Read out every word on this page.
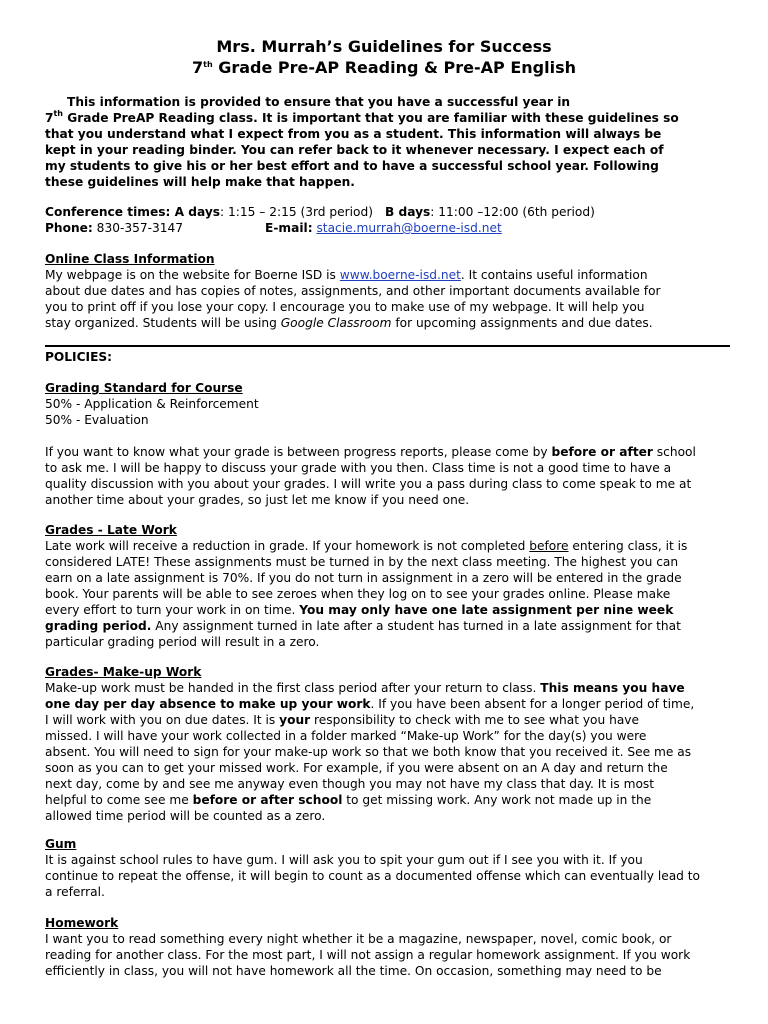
Mrs. Murrah’s Guidelines for Success
7th Grade Pre-AP Reading & Pre-AP English
This information is provided to ensure that you have a successful year in
7th Grade PreAP Reading class. It is important that you are familiar with these guidelines so
that you understand what I expect from you as a student. This information will always be
kept in your reading binder. You can refer back to it whenever necessary. I expect each of
my students to give his or her best effort and to have a successful school year. Following
these guidelines will help make that happen.
Conference times: A days: 1:15 – 2:15 (3rd period) B days: 11:00 –12:00 (6th period)
Phone: 830-357-3147	E-mail: stacie.murrah@boerne-isd.net
Online Class Information
My webpage is on the website for Boerne ISD is www.boerne-isd.net. It contains useful information
about due dates and has copies of notes, assignments, and other important documents available for
you to print off if you lose your copy. I encourage you to make use of my webpage. It will help you
stay organized. Students will be using Google Classroom for upcoming assignments and due dates.
POLICIES:
Grading Standard for Course
50% - Application & Reinforcement
50% - Evaluation
If you want to know what your grade is between progress reports, please come by before or after school
to ask me. I will be happy to discuss your grade with you then. Class time is not a good time to have a
quality discussion with you about your grades. I will write you a pass during class to come speak to me at
another time about your grades, so just let me know if you need one.
Grades - Late Work
Late work will receive a reduction in grade. If your homework is not completed before entering class, it is
considered LATE! These assignments must be turned in by the next class meeting. The highest you can
earn on a late assignment is 70%. If you do not turn in assignment in a zero will be entered in the grade
book. Your parents will be able to see zeroes when they log on to see your grades online. Please make
every effort to turn your work in on time. You may only have one late assignment per nine week
grading period. Any assignment turned in late after a student has turned in a late assignment for that
particular grading period will result in a zero.
Grades- Make-up Work
Make-up work must be handed in the first class period after your return to class. This means you have
one day per day absence to make up your work. If you have been absent for a longer period of time,
I will work with you on due dates. It is your responsibility to check with me to see what you have
missed. I will have your work collected in a folder marked “Make-up Work” for the day(s) you were
absent. You will need to sign for your make-up work so that we both know that you received it. See me as
soon as you can to get your missed work. For example, if you were absent on an A day and return the
next day, come by and see me anyway even though you may not have my class that day. It is most
helpful to come see me before or after school to get missing work. Any work not made up in the
allowed time period will be counted as a zero.
Gum
It is against school rules to have gum. I will ask you to spit your gum out if I see you with it. If you
continue to repeat the offense, it will begin to count as a documented offense which can eventually lead to
a referral.
Homework
I want you to read something every night whether it be a magazine, newspaper, novel, comic book, or
reading for another class. For the most part, I will not assign a regular homework assignment. If you work
efficiently in class, you will not have homework all the time. On occasion, something may need to be
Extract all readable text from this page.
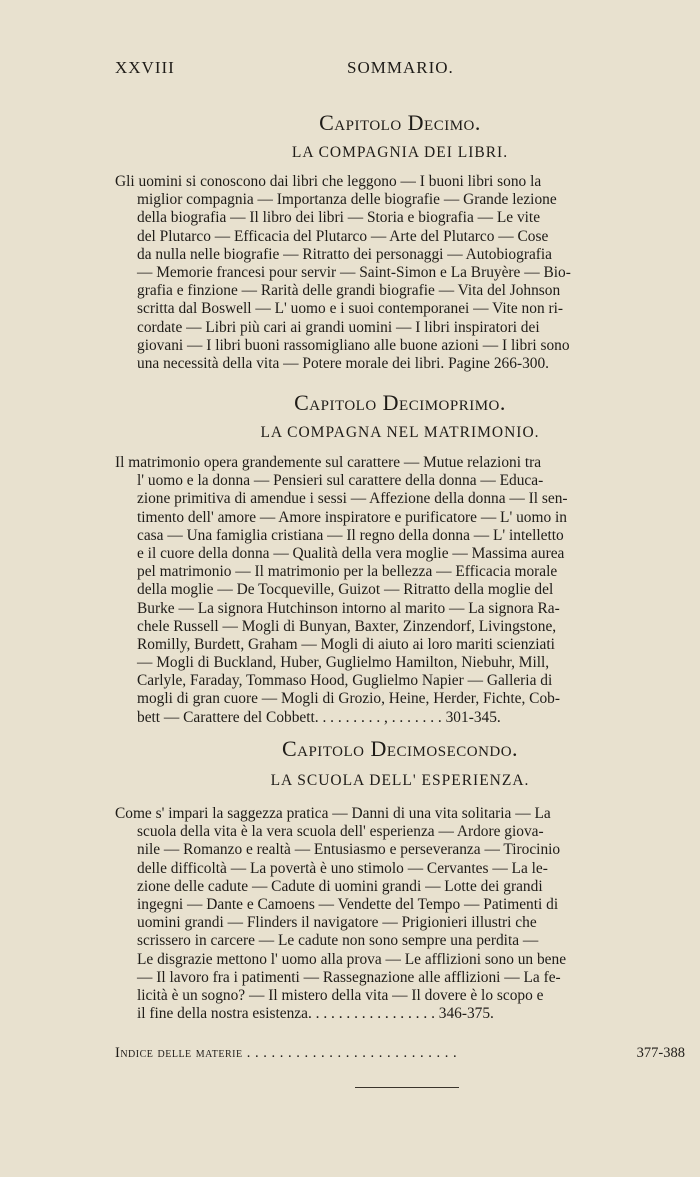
XXVIII	SOMMARIO.
Capitolo Decimo.
LA COMPAGNIA DEI LIBRI.
Gli uomini si conoscono dai libri che leggono — I buoni libri sono la
miglior compagnia — Importanza delle biografie — Grande lezione
della biografia — Il libro dei libri — Storia e biografia — Le vite
del Plutarco — Efficacia del Plutarco — Arte del Plutarco — Cose
da nulla nelle biografie — Ritratto dei personaggi — Autobiografia
— Memorie francesi pour servir — Saint-Simon e La Bruyère — Bio-
grafia e finzione — Rarità delle grandi biografie — Vita del Johnson
scritta dal Boswell — L' uomo e i suoi contemporanei — Vite non ri-
cordate — Libri più cari ai grandi uomini — I libri inspiratori dei
giovani — I libri buoni rassomigliano alle buone azioni — I libri sono
una necessità della vita — Potere morale dei libri. Pagine 266-300.
Capitolo Decimoprimo.
LA COMPAGNA NEL MATRIMONIO.
Il matrimonio opera grandemente sul carattere — Mutue relazioni tra
l' uomo e la donna — Pensieri sul carattere della donna — Educa-
zione primitiva di amendue i sessi — Affezione della donna — Il sen-
timento dell' amore — Amore inspiratore e purificatore — L' uomo in
casa — Una famiglia cristiana — Il regno della donna — L' intelletto
e il cuore della donna — Qualità della vera moglie — Massima aurea
pel matrimonio — Il matrimonio per la bellezza — Efficacia morale
della moglie — De Tocqueville, Guizot — Ritratto della moglie del
Burke — La signora Hutchinson intorno al marito — La signora Ra-
chele Russell — Mogli di Bunyan, Baxter, Zinzendorf, Livingstone,
Romilly, Burdett, Graham — Mogli di aiuto ai loro mariti scienziati
— Mogli di Buckland, Huber, Guglielmo Hamilton, Niebuhr, Mill,
Carlyle, Faraday, Tommaso Hood, Guglielmo Napier — Galleria di
mogli di gran cuore — Mogli di Grozio, Heine, Herder, Fichte, Cob-
bett — Carattere del Cobbett. . . . . . . . . , . . . . . . . 301-345.
Capitolo Decimosecondo.
LA SCUOLA DELL' ESPERIENZA.
Come s' impari la saggezza pratica — Danni di una vita solitaria — La
scuola della vita è la vera scuola dell' esperienza — Ardore giova-
nile — Romanzo e realtà — Entusiasmo e perseveranza — Tirocinio
delle difficoltà — La povertà è uno stimolo — Cervantes — La le-
zione delle cadute — Cadute di uomini grandi — Lotte dei grandi
ingegni — Dante e Camoens — Vendette del Tempo — Patimenti di
uomini grandi — Flinders il navigatore — Prigionieri illustri che
scrissero in carcere — Le cadute non sono sempre una perdita —
Le disgrazie mettono l' uomo alla prova — Le afflizioni sono un bene
— Il lavoro fra i patimenti — Rassegnazione alle afflizioni — La fe-
licità è un sogno? — Il mistero della vita — Il dovere è lo scopo e
il fine della nostra esistenza. . . . . . . . . . . . . . . . . 346-375.
Indice delle materie . . . . . . . . . . . . . . . . . . . . . . . . . .	377-388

▬▬▬▬▬▬▬▬▬▬

WRITTEN REQUEST:
Would you mind returning each entry above word for word, skipping the images?

SOLUTION:
Read out every word on this page.
Mrs. Murrah’s Guidelines for Success
7th Grade Pre-AP Reading & Pre-AP English
This information is provided to ensure that you have a successful year in
7th Grade PreAP Reading class. It is important that you are familiar with these guidelines so
that you understand what I expect from you as a student. This information will always be
kept in your reading binder. You can refer back to it whenever necessary. I expect each of
my students to give his or her best effort and to have a successful school year. Following
these guidelines will help make that happen.
Conference times: A days: 1:15 – 2:15 (3rd period) B days: 11:00 –12:00 (6th period)
Phone: 830-357-3147	E-mail: stacie.murrah@boerne-isd.net
Online Class Information
My webpage is on the website for Boerne ISD is www.boerne-isd.net. It contains useful information
about due dates and has copies of notes, assignments, and other important documents available for
you to print off if you lose your copy. I encourage you to make use of my webpage. It will help you
stay organized. Students will be using Google Classroom for upcoming assignments and due dates.
POLICIES:
Grading Standard for Course
50% - Application & Reinforcement
50% - Evaluation
If you want to know what your grade is between progress reports, please come by before or after school
to ask me. I will be happy to discuss your grade with you then. Class time is not a good time to have a
quality discussion with you about your grades. I will write you a pass during class to come speak to me at
another time about your grades, so just let me know if you need one.
Grades - Late Work
Late work will receive a reduction in grade. If your homework is not completed before entering class, it is
considered LATE! These assignments must be turned in by the next class meeting. The highest you can
earn on a late assignment is 70%. If you do not turn in assignment in a zero will be entered in the grade
book. Your parents will be able to see zeroes when they log on to see your grades online. Please make
every effort to turn your work in on time. You may only have one late assignment per nine week
grading period. Any assignment turned in late after a student has turned in a late assignment for that
particular grading period will result in a zero.
Grades- Make-up Work
Make-up work must be handed in the first class period after your return to class. This means you have
one day per day absence to make up your work. If you have been absent for a longer period of time,
I will work with you on due dates. It is your responsibility to check with me to see what you have
missed. I will have your work collected in a folder marked “Make-up Work” for the day(s) you were
absent. You will need to sign for your make-up work so that we both know that you received it. See me as
soon as you can to get your missed work. For example, if you were absent on an A day and return the
next day, come by and see me anyway even though you may not have my class that day. It is most
helpful to come see me before or after school to get missing work. Any work not made up in the
allowed time period will be counted as a zero.
Gum
It is against school rules to have gum. I will ask you to spit your gum out if I see you with it. If you
continue to repeat the offense, it will begin to count as a documented offense which can eventually lead to
a referral.
Homework
I want you to read something every night whether it be a magazine, newspaper, novel, comic book, or
reading for another class. For the most part, I will not assign a regular homework assignment. If you work
efficiently in class, you will not have homework all the time. On occasion, something may need to be
Extract all readable text from this page.
XXVIII	SOMMARIO.
Capitolo Decimo.
LA COMPAGNIA DEI LIBRI.
Gli uomini si conoscono dai libri che leggono — I buoni libri sono la
miglior compagnia — Importanza delle biografie — Grande lezione
della biografia — Il libro dei libri — Storia e biografia — Le vite
del Plutarco — Efficacia del Plutarco — Arte del Plutarco — Cose
da nulla nelle biografie — Ritratto dei personaggi — Autobiografia
— Memorie francesi pour servir — Saint-Simon e La Bruyère — Bio-
grafia e finzione — Rarità delle grandi biografie — Vita del Johnson
scritta dal Boswell — L' uomo e i suoi contemporanei — Vite non ri-
cordate — Libri più cari ai grandi uomini — I libri inspiratori dei
giovani — I libri buoni rassomigliano alle buone azioni — I libri sono
una necessità della vita — Potere morale dei libri. Pagine 266-300.
Capitolo Decimoprimo.
LA COMPAGNA NEL MATRIMONIO.
Il matrimonio opera grandemente sul carattere — Mutue relazioni tra
l' uomo e la donna — Pensieri sul carattere della donna — Educa-
zione primitiva di amendue i sessi — Affezione della donna — Il sen-
timento dell' amore — Amore inspiratore e purificatore — L' uomo in
casa — Una famiglia cristiana — Il regno della donna — L' intelletto
e il cuore della donna — Qualità della vera moglie — Massima aurea
pel matrimonio — Il matrimonio per la bellezza — Efficacia morale
della moglie — De Tocqueville, Guizot — Ritratto della moglie del
Burke — La signora Hutchinson intorno al marito — La signora Ra-
chele Russell — Mogli di Bunyan, Baxter, Zinzendorf, Livingstone,
Romilly, Burdett, Graham — Mogli di aiuto ai loro mariti scienziati
— Mogli di Buckland, Huber, Guglielmo Hamilton, Niebuhr, Mill,
Carlyle, Faraday, Tommaso Hood, Guglielmo Napier — Galleria di
mogli di gran cuore — Mogli di Grozio, Heine, Herder, Fichte, Cob-
bett — Carattere del Cobbett. . . . . . . . . , . . . . . . . 301-345.
Capitolo Decimosecondo.
LA SCUOLA DELL' ESPERIENZA.
Come s' impari la saggezza pratica — Danni di una vita solitaria — La
scuola della vita è la vera scuola dell' esperienza — Ardore giova-
nile — Romanzo e realtà — Entusiasmo e perseveranza — Tirocinio
delle difficoltà — La povertà è uno stimolo — Cervantes — La le-
zione delle cadute — Cadute di uomini grandi — Lotte dei grandi
ingegni — Dante e Camoens — Vendette del Tempo — Patimenti di
uomini grandi — Flinders il navigatore — Prigionieri illustri che
scrissero in carcere — Le cadute non sono sempre una perdita —
Le disgrazie mettono l' uomo alla prova — Le afflizioni sono un bene
— Il lavoro fra i patimenti — Rassegnazione alle afflizioni — La fe-
licità è un sogno? — Il mistero della vita — Il dovere è lo scopo e
il fine della nostra esistenza. . . . . . . . . . . . . . . . . 346-375.
Indice delle materie . . . . . . . . . . . . . . . . . . . . . . . . . .	377-388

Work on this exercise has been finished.